— Recorded data —
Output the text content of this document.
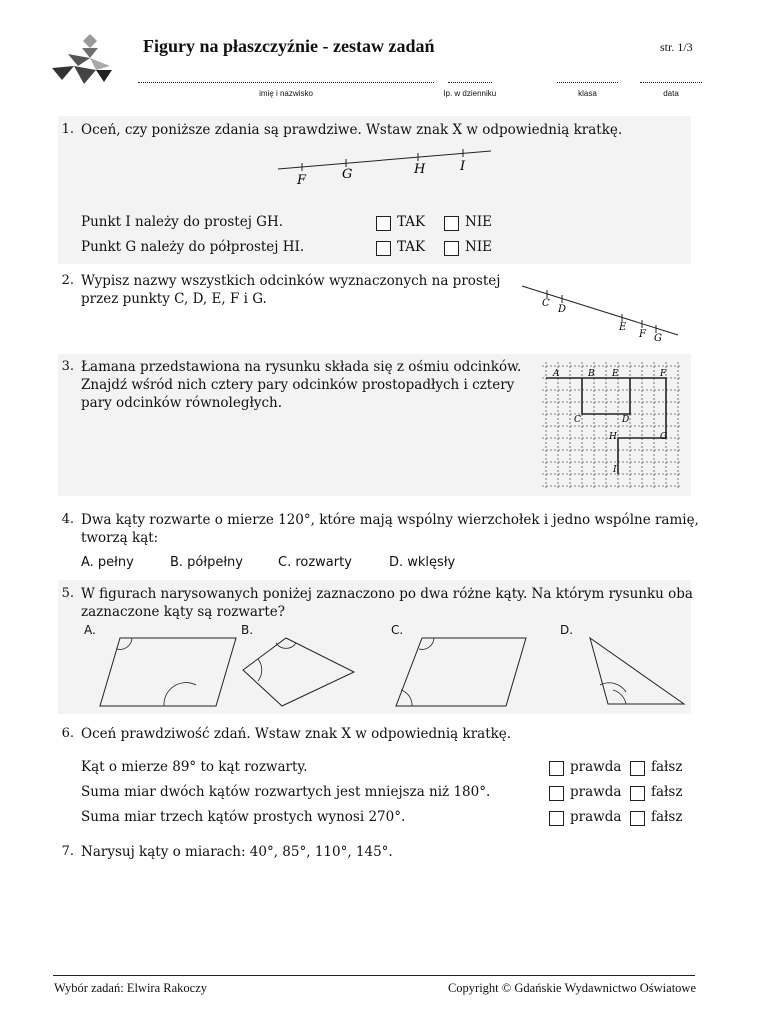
Figury na płaszczyźnie - zestaw zadań	str. 1/3
imię i nazwisko	lp. w dzienniku	klasa	data
1. Oceń, czy poniższe zdania są prawdziwe. Wstaw znak X w odpowiednią kratkę.
F	G	H	I
Punkt I należy do prostej GH.	TAK	NIE
Punkt G należy do półprostej HI.	TAK	NIE
2. Wypisz nazwy wszystkich odcinków wyznaczonych na prostej
przez punkty C, D, E, F i G.	C
D
E
F G
3. Łamana przedstawiona na rysunku składa się z ośmiu odcinków.
Znajdź wśród nich cztery pary odcinków prostopadłych i cztery
pary odcinków równoległych.
A	B E	F
C	D
H	G
I
4. Dwa kąty rozwarte o mierze 120°, które mają wspólny wierzchołek i jedno wspólne ramię,
tworzą kąt:
A. pełny	B. półpełny	C. rozwarty	D. wklęsły
5. W figurach narysowanych poniżej zaznaczono po dwa różne kąty. Na którym rysunku oba
zaznaczone kąty są rozwarte?
A.	B.	C.	D.
6. Oceń prawdziwość zdań. Wstaw znak X w odpowiednią kratkę.
Kąt o mierze 89° to kąt rozwarty.	prawda fałsz
Suma miar dwóch kątów rozwartych jest mniejsza niż 180°.	prawda fałsz
Suma miar trzech kątów prostych wynosi 270°.	prawda fałsz
7. Narysuj kąty o miarach: 40°, 85°, 110°, 145°.
Wybór zadań: Elwira Rakoczy	Copyright © Gdańskie Wydawnictwo Oświatowe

— Task statement —
All the lines above are to be given again exactly as they read, with the pictures removed.

— Written response —
Output the text content of this document.
Figury na płaszczyźnie - zestaw zadań	str. 1/3
imię i nazwisko	lp. w dzienniku	klasa	data
1. Oceń, czy poniższe zdania są prawdziwe. Wstaw znak X w odpowiednią kratkę.
F	G	H	I
Punkt I należy do prostej GH.	TAK	NIE
Punkt G należy do półprostej HI.	TAK	NIE
2. Wypisz nazwy wszystkich odcinków wyznaczonych na prostej
przez punkty C, D, E, F i G.	C
D
E
F G
3. Łamana przedstawiona na rysunku składa się z ośmiu odcinków.
Znajdź wśród nich cztery pary odcinków prostopadłych i cztery
pary odcinków równoległych.
A	B E	F
C	D
H	G
I
4. Dwa kąty rozwarte o mierze 120°, które mają wspólny wierzchołek i jedno wspólne ramię,
tworzą kąt:
A. pełny	B. półpełny	C. rozwarty	D. wklęsły
5. W figurach narysowanych poniżej zaznaczono po dwa różne kąty. Na którym rysunku oba
zaznaczone kąty są rozwarte?
A.	B.	C.	D.
6. Oceń prawdziwość zdań. Wstaw znak X w odpowiednią kratkę.
Kąt o mierze 89° to kąt rozwarty.	prawda fałsz
Suma miar dwóch kątów rozwartych jest mniejsza niż 180°.	prawda fałsz
Suma miar trzech kątów prostych wynosi 270°.	prawda fałsz
7. Narysuj kąty o miarach: 40°, 85°, 110°, 145°.
Wybór zadań: Elwira Rakoczy	Copyright © Gdańskie Wydawnictwo Oświatowe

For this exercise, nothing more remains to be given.